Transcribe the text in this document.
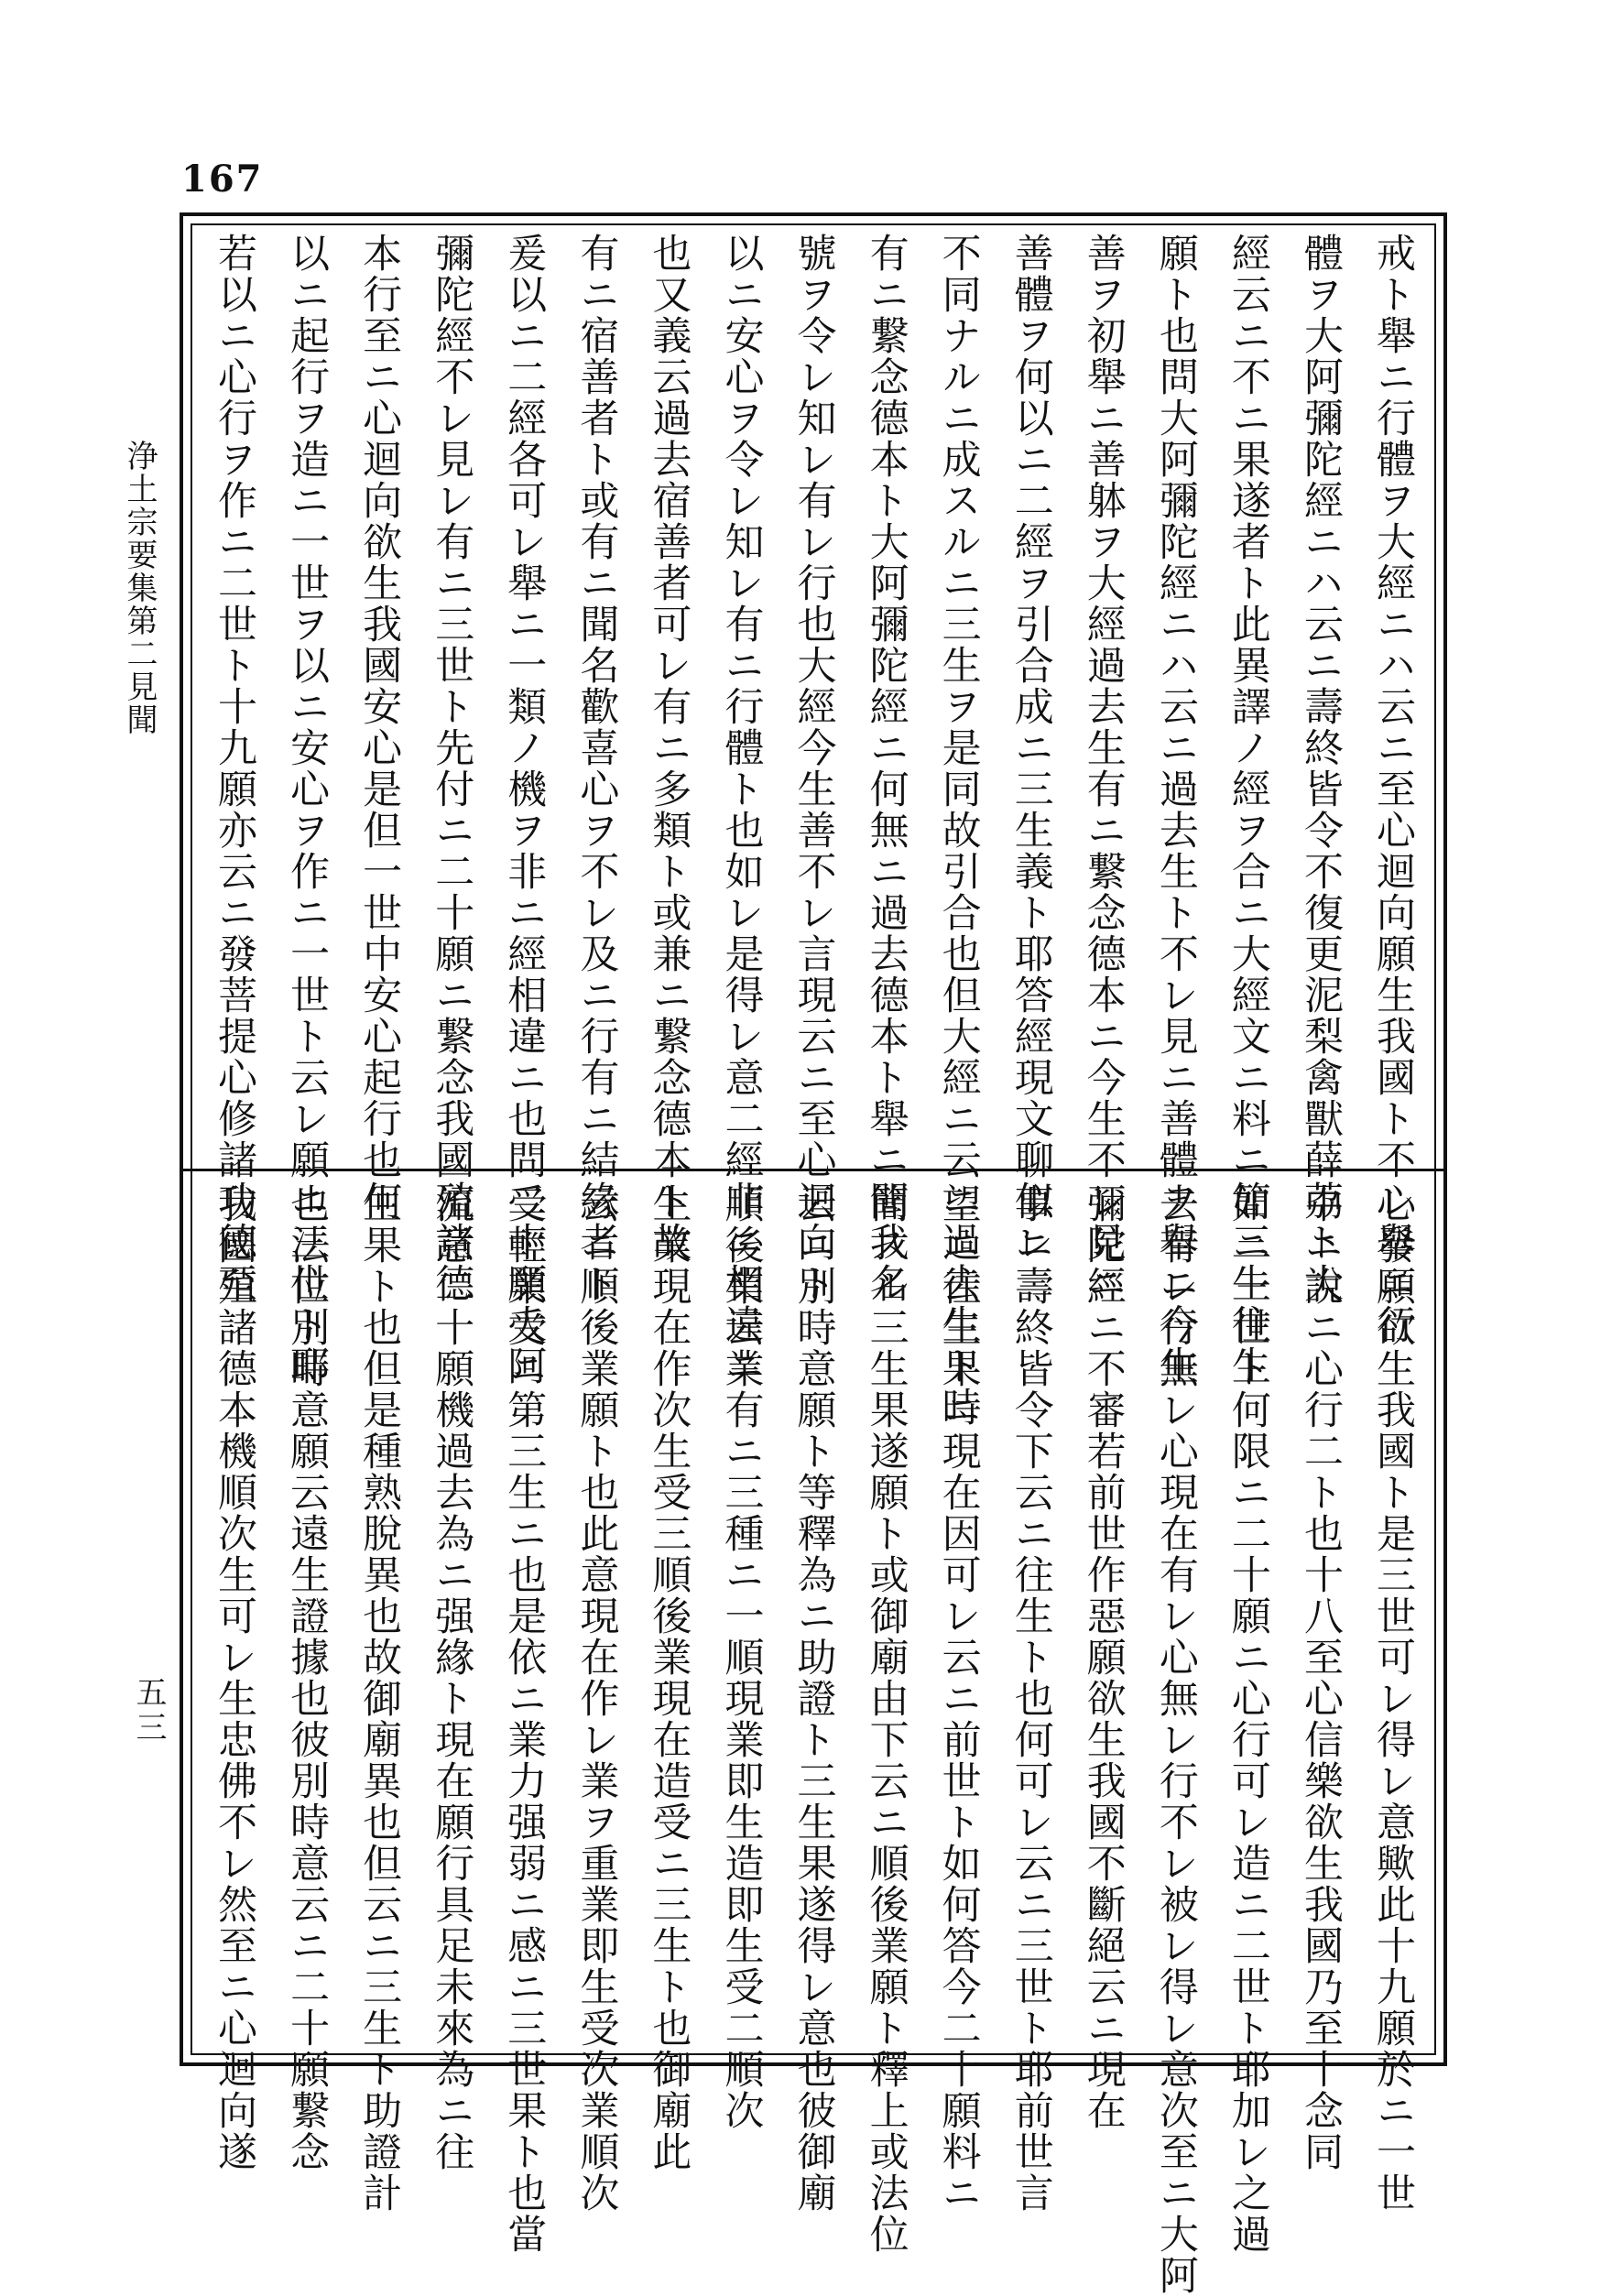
167
浄土宗要集第二見聞
五三
戒ト舉ニ行體ヲ大經ニハ云ニ至心迴向願生我國ト不レ舉ニ行
體ヲ大阿彌陀經ニハ云ニ壽終皆令不復更泥梨禽獸薛荔ト大
經云ニ不ニ果遂者ト此異譯ノ經ヲ合ニ大經文ニ料ニ簡三生往生
願ト也問大阿彌陀經ニハ云ニ過去生ト不レ見ニ善體ヲ舉ニ今生
善ヲ初舉ニ善躰ヲ大經過去生有ニ繋念德本ニ今生不レ見ニ
善體ヲ何以ニ二經ヲ引合成ニ三生義ト耶答經現文聊似レ
不同ナルニ成スルニ三生ヲ是同故引合也但大經ニ云ニ過去生ト時
有ニ繋念德本ト大阿彌陀經ニ何無ニ過去德本ト舉ニ聞我名
號ヲ令レ知レ有レ行也大經今生善不レ言現云ニ至心迴向ト
以ニ安心ヲ令レ知レ有ニ行體ト也如レ是得レ意二經非ニ相違ニ
也又義云過去宿善者可レ有ニ多類ト或兼ニ繋念德本ト故
有ニ宿善者ト或有ニ聞名歡喜心ヲ不レ及ニ行有ニ結緣者ト
爰以ニ二經各可レ舉ニ一類ノ機ヲ非ニ經相違ニ也問二十願大阿
彌陀經不レ見レ有ニ三世ト先付ニ二十願ニ繋念我國殖諸德
本行至ニ心迴向欲生我國安心是但一世中安心起行也何
以ニ起行ヲ造ニ一世ヲ以ニ安心ヲ作ニ一世ト云レ願ニ三世ト耶
若以ニ心行ヲ作ニ二世ト十九願亦云ニ發菩提心修諸功德至
心發願欲生我國ト是三世可レ得レ意歟此十九願於ニ一世
中ニ說ニ心行二ト也十八至心信樂欲生我國乃至十念同
如ニ一世ト何限ニ二十願ニ心行可レ造ニ二世ト耶加レ之過
去有レ行無レ心現在有レ心無レ行不レ被レ得レ意次至ニ大阿
彌陀經ニ不審若前世作惡願欲生我國不斷絕云ニ現在
事ニ壽終皆令下云ニ往生ト也何可レ云ニ三世ト耶前世言
望ニ往生果ニ現在因可レ云ニ前世ト如何答今二十願料ニ
簡スル三生果遂願ト或御廟由下云ニ順後業願ト釋上或法位
云ニ別時意願ト等釋為ニ助證ト三生果遂得レ意也彼御廟
順後業云業有ニ三種ニ一順現業即生造即生受二順次
生業現在作次生受三順後業現在造受ニ三生ト也御廟此
云ニ順後業願ト也此意現在作レ業ヲ重業即生受次業順次
受輕業受ニ第三生ニ也是依ニ業力强弱ニ感ニ三世果ト也當
流意二十願機過去為ニ强緣ト現在願行具足未來為ニ往
生果ト也但是種熟脫異也故御廟異也但云ニ三生ト助證計
也法位別時意願云遠生證據也彼別時意云ニ二十願繋念
我國殖諸德本機順次生可レ生忠佛不レ然至ニ心迴向遂
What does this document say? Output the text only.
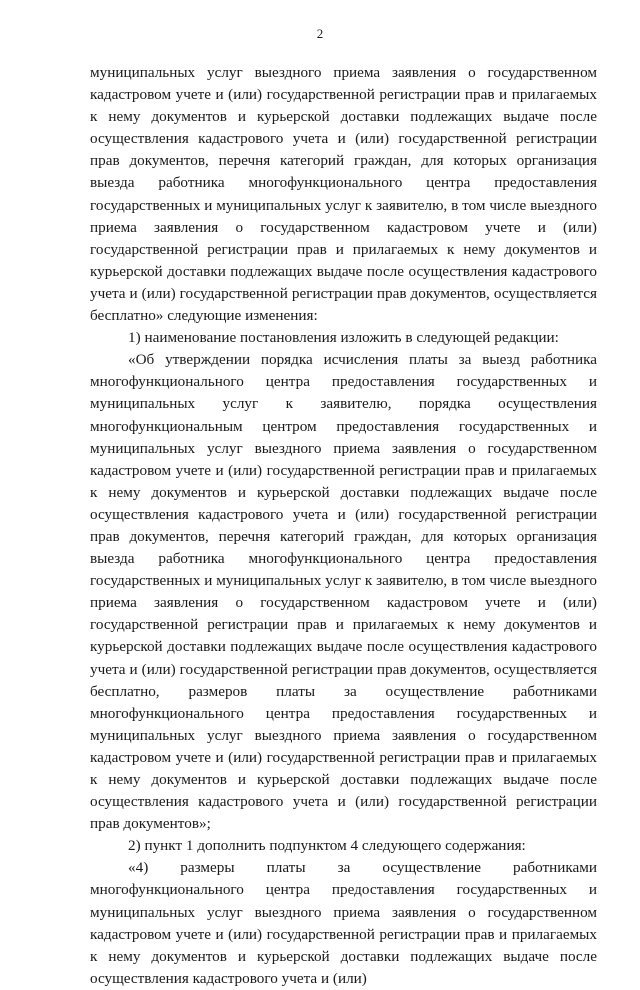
2

муниципальных услуг выездного приема заявления о государственном кадастровом учете и (или) государственной регистрации прав и прилагаемых к нему документов и курьерской доставки подлежащих выдаче после осуществления кадастрового учета и (или) государственной регистрации прав документов, перечня категорий граждан, для которых организация выезда работника многофункционального центра предоставления государственных и муниципальных услуг к заявителю, в том числе выездного приема заявления о государственном кадастровом учете и (или) государственной регистрации прав и прилагаемых к нему документов и курьерской доставки подлежащих выдаче после осуществления кадастрового учета и (или) государственной регистрации прав документов, осуществляется бесплатно» следующие изменения:

1) наименование постановления изложить в следующей редакции:

«Об утверждении порядка исчисления платы за выезд работника многофункционального центра предоставления государственных и муниципальных услуг к заявителю, порядка осуществления многофункциональным центром предоставления государственных и муниципальных услуг выездного приема заявления о государственном кадастровом учете и (или) государственной регистрации прав и прилагаемых к нему документов и курьерской доставки подлежащих выдаче после осуществления кадастрового учета и (или) государственной регистрации прав документов, перечня категорий граждан, для которых организация выезда работника многофункционального центра предоставления государственных и муниципальных услуг к заявителю, в том числе выездного приема заявления о государственном кадастровом учете и (или) государственной регистрации прав и прилагаемых к нему документов и курьерской доставки подлежащих выдаче после осуществления кадастрового учета и (или) государственной регистрации прав документов, осуществляется бесплатно, размеров платы за осуществление работниками многофункционального центра предоставления государственных и муниципальных услуг выездного приема заявления о государственном кадастровом учете и (или) государственной регистрации прав и прилагаемых к нему документов и курьерской доставки подлежащих выдаче после осуществления кадастрового учета и (или) государственной регистрации прав документов»;

2) пункт 1 дополнить подпунктом 4 следующего содержания:

«4) размеры платы за осуществление работниками многофункционального центра предоставления государственных и муниципальных услуг выездного приема заявления о государственном кадастровом учете и (или) государственной регистрации прав и прилагаемых к нему документов и курьерской доставки подлежащих выдаче после осуществления кадастрового учета и (или)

**The task**
Transcribe the material as is, with images omitted.

**Response below**
Transcribe the text in this document.
167
浄土宗要集第二見聞
五三
戒ト舉ニ行體ヲ大經ニハ云ニ至心迴向願生我國ト不レ舉ニ行
體ヲ大阿彌陀經ニハ云ニ壽終皆令不復更泥梨禽獸薛荔ト大
經云ニ不ニ果遂者ト此異譯ノ經ヲ合ニ大經文ニ料ニ簡三生往生
願ト也問大阿彌陀經ニハ云ニ過去生ト不レ見ニ善體ヲ舉ニ今生
善ヲ初舉ニ善躰ヲ大經過去生有ニ繋念德本ニ今生不レ見ニ
善體ヲ何以ニ二經ヲ引合成ニ三生義ト耶答經現文聊似レ
不同ナルニ成スルニ三生ヲ是同故引合也但大經ニ云ニ過去生ト時
有ニ繋念德本ト大阿彌陀經ニ何無ニ過去德本ト舉ニ聞我名
號ヲ令レ知レ有レ行也大經今生善不レ言現云ニ至心迴向ト
以ニ安心ヲ令レ知レ有ニ行體ト也如レ是得レ意二經非ニ相違ニ
也又義云過去宿善者可レ有ニ多類ト或兼ニ繋念德本ト故
有ニ宿善者ト或有ニ聞名歡喜心ヲ不レ及ニ行有ニ結緣者ト
爰以ニ二經各可レ舉ニ一類ノ機ヲ非ニ經相違ニ也問二十願大阿
彌陀經不レ見レ有ニ三世ト先付ニ二十願ニ繋念我國殖諸德
本行至ニ心迴向欲生我國安心是但一世中安心起行也何
以ニ起行ヲ造ニ一世ヲ以ニ安心ヲ作ニ一世ト云レ願ニ三世ト耶
若以ニ心行ヲ作ニ二世ト十九願亦云ニ發菩提心修諸功德至
心發願欲生我國ト是三世可レ得レ意歟此十九願於ニ一世
中ニ說ニ心行二ト也十八至心信樂欲生我國乃至十念同
如ニ一世ト何限ニ二十願ニ心行可レ造ニ二世ト耶加レ之過
去有レ行無レ心現在有レ心無レ行不レ被レ得レ意次至ニ大阿
彌陀經ニ不審若前世作惡願欲生我國不斷絕云ニ現在
事ニ壽終皆令下云ニ往生ト也何可レ云ニ三世ト耶前世言
望ニ往生果ニ現在因可レ云ニ前世ト如何答今二十願料ニ
簡スル三生果遂願ト或御廟由下云ニ順後業願ト釋上或法位
云ニ別時意願ト等釋為ニ助證ト三生果遂得レ意也彼御廟
順後業云業有ニ三種ニ一順現業即生造即生受二順次
生業現在作次生受三順後業現在造受ニ三生ト也御廟此
云ニ順後業願ト也此意現在作レ業ヲ重業即生受次業順次
受輕業受ニ第三生ニ也是依ニ業力强弱ニ感ニ三世果ト也當
流意二十願機過去為ニ强緣ト現在願行具足未來為ニ往
生果ト也但是種熟脫異也故御廟異也但云ニ三生ト助證計
也法位別時意願云遠生證據也彼別時意云ニ二十願繋念
我國殖諸德本機順次生可レ生忠佛不レ然至ニ心迴向遂
What does this document say? Output the text only.
2

муниципальных услуг выездного приема заявления о государственном кадастровом учете и (или) государственной регистрации прав и прилагаемых к нему документов и курьерской доставки подлежащих выдаче после осуществления кадастрового учета и (или) государственной регистрации прав документов, перечня категорий граждан, для которых организация выезда работника многофункционального центра предоставления государственных и муниципальных услуг к заявителю, в том числе выездного приема заявления о государственном кадастровом учете и (или) государственной регистрации прав и прилагаемых к нему документов и курьерской доставки подлежащих выдаче после осуществления кадастрового учета и (или) государственной регистрации прав документов, осуществляется бесплатно» следующие изменения:

1) наименование постановления изложить в следующей редакции:

«Об утверждении порядка исчисления платы за выезд работника многофункционального центра предоставления государственных и муниципальных услуг к заявителю, порядка осуществления многофункциональным центром предоставления государственных и муниципальных услуг выездного приема заявления о государственном кадастровом учете и (или) государственной регистрации прав и прилагаемых к нему документов и курьерской доставки подлежащих выдаче после осуществления кадастрового учета и (или) государственной регистрации прав документов, перечня категорий граждан, для которых организация выезда работника многофункционального центра предоставления государственных и муниципальных услуг к заявителю, в том числе выездного приема заявления о государственном кадастровом учете и (или) государственной регистрации прав и прилагаемых к нему документов и курьерской доставки подлежащих выдаче после осуществления кадастрового учета и (или) государственной регистрации прав документов, осуществляется бесплатно, размеров платы за осуществление работниками многофункционального центра предоставления государственных и муниципальных услуг выездного приема заявления о государственном кадастровом учете и (или) государственной регистрации прав и прилагаемых к нему документов и курьерской доставки подлежащих выдаче после осуществления кадастрового учета и (или) государственной регистрации прав документов»;

2) пункт 1 дополнить подпунктом 4 следующего содержания:

«4) размеры платы за осуществление работниками многофункционального центра предоставления государственных и муниципальных услуг выездного приема заявления о государственном кадастровом учете и (или) государственной регистрации прав и прилагаемых к нему документов и курьерской доставки подлежащих выдаче после осуществления кадастрового учета и (или)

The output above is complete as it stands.